Provided records >>
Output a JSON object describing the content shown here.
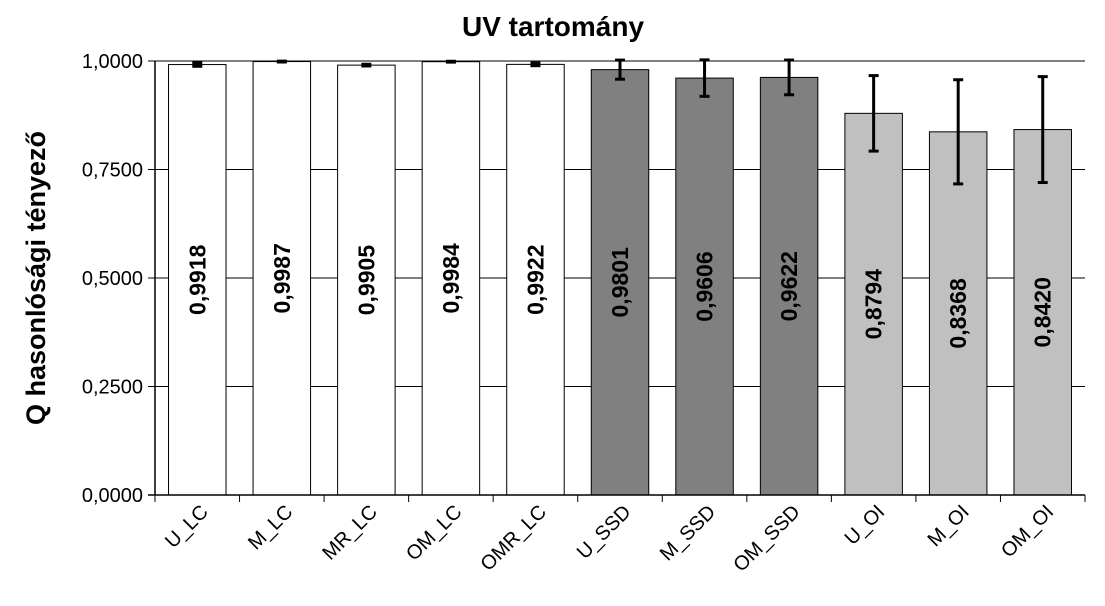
{
  "chart_data": {
    "type": "bar",
    "title": "UV tartomány",
    "ylabel": "Q hasonlósági  tényező",
    "xlabel": "",
    "ylim": [
      0,
      1
    ],
    "yticks": [
      0,
      0.25,
      0.5,
      0.75,
      1
    ],
    "ytick_labels": [
      "0,0000",
      "0,2500",
      "0,5000",
      "0,7500",
      "1,0000"
    ],
    "grid": true,
    "categories": [
      "U_LC",
      "M_LC",
      "MR_LC",
      "OM_LC",
      "OMR_LC",
      "U_SSD",
      "M_SSD",
      "OM_SSD",
      "U_OI",
      "M_OI",
      "OM_OI"
    ],
    "values": [
      0.9918,
      0.9987,
      0.9905,
      0.9984,
      0.9922,
      0.9801,
      0.9606,
      0.9622,
      0.8794,
      0.8368,
      0.842
    ],
    "value_labels": [
      "0,9918",
      "0,9987",
      "0,9905",
      "0,9984",
      "0,9922",
      "0,9801",
      "0,9606",
      "0,9622",
      "0,8794",
      "0,8368",
      "0,8420"
    ],
    "error": [
      0.004,
      0.001,
      0.002,
      0.001,
      0.003,
      0.022,
      0.042,
      0.04,
      0.087,
      0.12,
      0.122
    ],
    "bar_colors": [
      "#ffffff",
      "#ffffff",
      "#ffffff",
      "#ffffff",
      "#ffffff",
      "#808080",
      "#808080",
      "#808080",
      "#c0c0c0",
      "#c0c0c0",
      "#c0c0c0"
    ]
  }
}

Work required >>
Copy the whole of the material above exactly, but not its images.

Right answer >>
Output a JSON object describing the content shown here.
{
  "chart_data": {
    "type": "bar",
    "title": "UV tartomány",
    "ylabel": "Q hasonlósági  tényező",
    "xlabel": "",
    "ylim": [
      0,
      1
    ],
    "yticks": [
      0,
      0.25,
      0.5,
      0.75,
      1
    ],
    "ytick_labels": [
      "0,0000",
      "0,2500",
      "0,5000",
      "0,7500",
      "1,0000"
    ],
    "grid": true,
    "categories": [
      "U_LC",
      "M_LC",
      "MR_LC",
      "OM_LC",
      "OMR_LC",
      "U_SSD",
      "M_SSD",
      "OM_SSD",
      "U_OI",
      "M_OI",
      "OM_OI"
    ],
    "values": [
      0.9918,
      0.9987,
      0.9905,
      0.9984,
      0.9922,
      0.9801,
      0.9606,
      0.9622,
      0.8794,
      0.8368,
      0.842
    ],
    "value_labels": [
      "0,9918",
      "0,9987",
      "0,9905",
      "0,9984",
      "0,9922",
      "0,9801",
      "0,9606",
      "0,9622",
      "0,8794",
      "0,8368",
      "0,8420"
    ],
    "error": [
      0.004,
      0.001,
      0.002,
      0.001,
      0.003,
      0.022,
      0.042,
      0.04,
      0.087,
      0.12,
      0.122
    ],
    "bar_colors": [
      "#ffffff",
      "#ffffff",
      "#ffffff",
      "#ffffff",
      "#ffffff",
      "#808080",
      "#808080",
      "#808080",
      "#c0c0c0",
      "#c0c0c0",
      "#c0c0c0"
    ]
  }
}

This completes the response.